SUPPLIED DATA -
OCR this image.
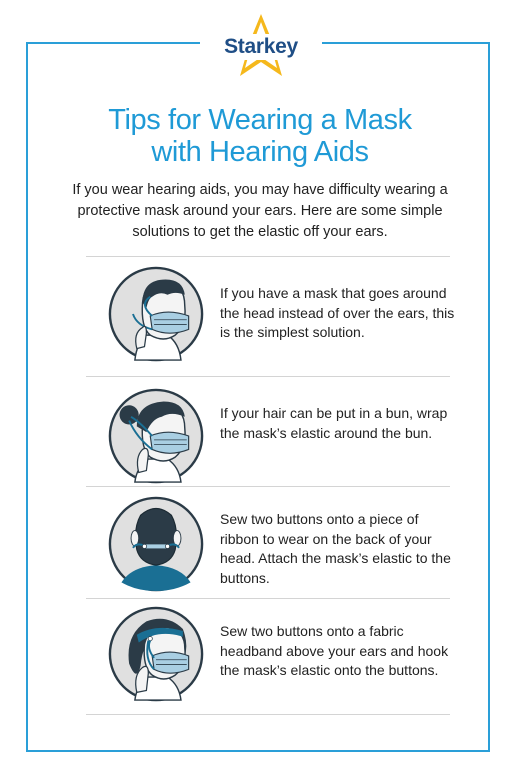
Starkey
Tips for Wearing a Mask
with Hearing Aids

If you wear hearing aids, you may have difficulty wearing a protective mask around your ears. Here are some simple solutions to get the elastic off your ears.

If you have a mask that goes around the head instead of over the ears, this is the simplest solution.

If your hair can be put in a bun, wrap the mask’s elastic around the bun.

Sew two buttons onto a piece of ribbon to wear on the back of your head. Attach the mask’s elastic to the buttons.

Sew two buttons onto a fabric headband above your ears and hook the mask’s elastic onto the buttons.
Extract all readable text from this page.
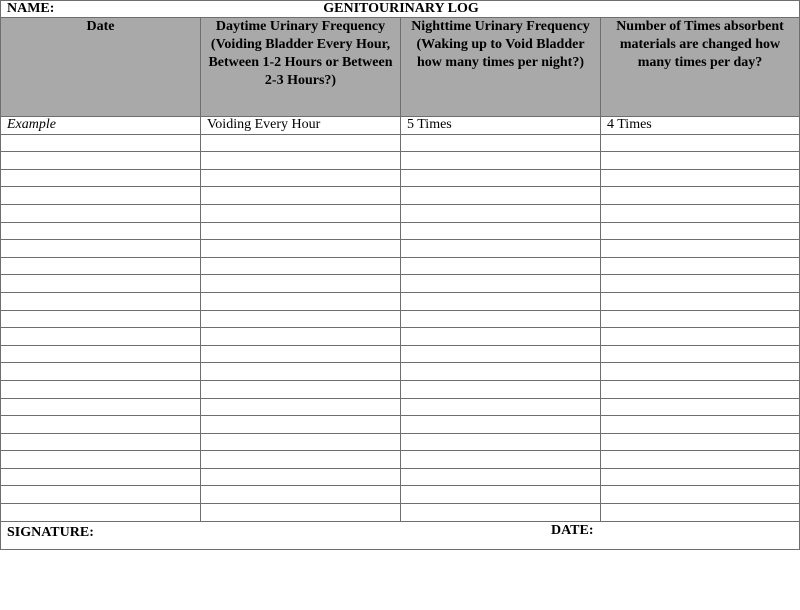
NAME: GENITOURINARY LOG			

Date	Daytime Urinary Frequency (Voiding Bladder Every Hour, Between 1-2 Hours or Between 2-3 Hours?)	Nighttime Urinary Frequency (Waking up to Void Bladder how many times per night?)	Number of Times absorbent materials are changed how many times per day?
Example	Voiding Every Hour	5 Times	4 Times

SIGNATURE: DATE:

EXERCISE - Exclude every picture and copy the remaining data exactly.

ANSWER BELOW -
OCR this image.
Starkey
Tips for Wearing a Mask
with Hearing Aids

If you wear hearing aids, you may have difficulty wearing a protective mask around your ears. Here are some simple solutions to get the elastic off your ears.

If you have a mask that goes around the head instead of over the ears, this is the simplest solution.

If your hair can be put in a bun, wrap the mask’s elastic around the bun.

Sew two buttons onto a piece of ribbon to wear on the back of your head. Attach the mask’s elastic to the buttons.

Sew two buttons onto a fabric headband above your ears and hook the mask’s elastic onto the buttons.
Extract all readable text from this page.
NAME: GENITOURINARY LOG			

Date	Daytime Urinary Frequency (Voiding Bladder Every Hour, Between 1-2 Hours or Between 2-3 Hours?)	Nighttime Urinary Frequency (Waking up to Void Bladder how many times per night?)	Number of Times absorbent materials are changed how many times per day?
Example	Voiding Every Hour	5 Times	4 Times

SIGNATURE: DATE:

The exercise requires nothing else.